EXERCISE PROMPT = Your task is to transcribe all of the data below exactly, omitting the images.

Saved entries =

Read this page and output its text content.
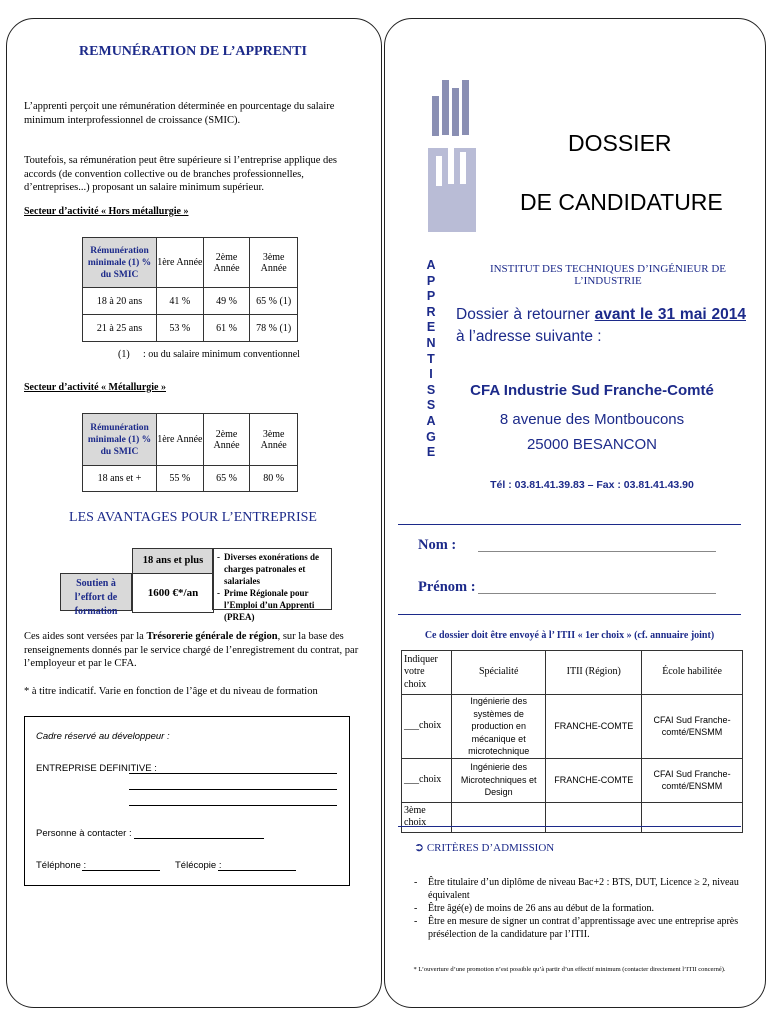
REMUNÉRATION DE L’APPRENTI
L’apprenti perçoit une rémunération déterminée en pourcentage du salaire minimum interprofessionnel de croissance (SMIC).
Toutefois, sa rémunération peut être supérieure si l’entreprise applique des accords (de convention collective ou de branches professionnelles, d’entreprises...) proposant un salaire minimum supérieur.
Secteur d’activité « Hors métallurgie »
Rémunération minimale (1) % du SMIC	1ère Année	2ème Année	3ème Année
18 à 20 ans	41 %	49 %	65 % (1)
21 à 25 ans	53 %	61 %	78 % (1)
(1) : ou du salaire minimum conventionnel
Secteur d’activité « Métallurgie »
Rémunération minimale (1) % du SMIC	1ère Année	2ème Année	3ème Année
18 ans et +	55 %	65 %	80 %
LES AVANTAGES POUR L’ENTREPRISE
18 ans et plus
Soutien à l’effort de formation
1600 €*/an
- Diverses exonérations de charges patronales et salariales
- Prime Régionale pour l’Emploi d’un Apprenti (PREA)
Ces aides sont versées par la Trésorerie générale de région, sur la base des renseignements donnés par le service chargé de l’enregistrement du contrat, par l’employeur et par le CFA.
* à titre indicatif. Varie en fonction de l’âge et du niveau de formation
Cadre réservé au développeur :
ENTREPRISE DEFINITIVE :
Personne à contacter :
Téléphone :	Télécopie :
DOSSIER
DE CANDIDATURE
A
P
P
R
E
N
T
I
S
S
A
G
E
INSTITUT DES TECHNIQUES D’INGÉNIEUR DE L’INDUSTRIE
Dossier à retourner avant le 31 mai 2014 à l’adresse suivante :
CFA Industrie Sud Franche-Comté
8 avenue des Montboucons
25000 BESANCON
Tél : 03.81.41.39.83 – Fax : 03.81.41.43.90
Nom :
Prénom :
Ce dossier doit être envoyé à l’ ITII « 1er choix » (cf. annuaire joint)
Indiquer votre choix	Spécialité	ITII (Région)	École habilitée
___choix	Ingénierie des systèmes de production en mécanique et microtechnique	FRANCHE-COMTE	CFAI Sud Franche-comté/ENSMM
___choix	Ingénierie des Microtechniques et Design	FRANCHE-COMTE	CFAI Sud Franche-comté/ENSMM
3ème choix			
➲ CRITÈRES D’ADMISSION
-	Être titulaire d’un diplôme de niveau Bac+2 : BTS, DUT, Licence ≥ 2, niveau équivalent
-	Être âgé(e) de moins de 26 ans au début de la formation.
-	Être en mesure de signer un contrat d’apprentissage avec une entreprise après présélection de la candidature par l’ITII.
* L’ouverture d’une promotion n’est possible qu’à partir d’un effectif minimum (contacter directement l’ITII concerné).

IN RESPONSE =
Read this page and output its text content.
REMUNÉRATION DE L’APPRENTI
L’apprenti perçoit une rémunération déterminée en pourcentage du salaire minimum interprofessionnel de croissance (SMIC).
Toutefois, sa rémunération peut être supérieure si l’entreprise applique des accords (de convention collective ou de branches professionnelles, d’entreprises...) proposant un salaire minimum supérieur.
Secteur d’activité « Hors métallurgie »
Rémunération minimale (1) % du SMIC	1ère Année	2ème Année	3ème Année
18 à 20 ans	41 %	49 %	65 % (1)
21 à 25 ans	53 %	61 %	78 % (1)
(1) : ou du salaire minimum conventionnel
Secteur d’activité « Métallurgie »
Rémunération minimale (1) % du SMIC	1ère Année	2ème Année	3ème Année
18 ans et +	55 %	65 %	80 %
LES AVANTAGES POUR L’ENTREPRISE
18 ans et plus
Soutien à l’effort de formation
1600 €*/an
- Diverses exonérations de charges patronales et salariales
- Prime Régionale pour l’Emploi d’un Apprenti (PREA)
Ces aides sont versées par la Trésorerie générale de région, sur la base des renseignements donnés par le service chargé de l’enregistrement du contrat, par l’employeur et par le CFA.
* à titre indicatif. Varie en fonction de l’âge et du niveau de formation
Cadre réservé au développeur :
ENTREPRISE DEFINITIVE :
Personne à contacter :
Téléphone :	Télécopie :
DOSSIER
DE CANDIDATURE
A
P
P
R
E
N
T
I
S
S
A
G
E
INSTITUT DES TECHNIQUES D’INGÉNIEUR DE L’INDUSTRIE
Dossier à retourner avant le 31 mai 2014 à l’adresse suivante :
CFA Industrie Sud Franche-Comté
8 avenue des Montboucons
25000 BESANCON
Tél : 03.81.41.39.83 – Fax : 03.81.41.43.90
Nom :
Prénom :
Ce dossier doit être envoyé à l’ ITII « 1er choix » (cf. annuaire joint)
Indiquer votre choix	Spécialité	ITII (Région)	École habilitée
___choix	Ingénierie des systèmes de production en mécanique et microtechnique	FRANCHE-COMTE	CFAI Sud Franche-comté/ENSMM
___choix	Ingénierie des Microtechniques et Design	FRANCHE-COMTE	CFAI Sud Franche-comté/ENSMM
3ème choix			
➲ CRITÈRES D’ADMISSION
-	Être titulaire d’un diplôme de niveau Bac+2 : BTS, DUT, Licence ≥ 2, niveau équivalent
-	Être âgé(e) de moins de 26 ans au début de la formation.
-	Être en mesure de signer un contrat d’apprentissage avec une entreprise après présélection de la candidature par l’ITII.
* L’ouverture d’une promotion n’est possible qu’à partir d’un effectif minimum (contacter directement l’ITII concerné).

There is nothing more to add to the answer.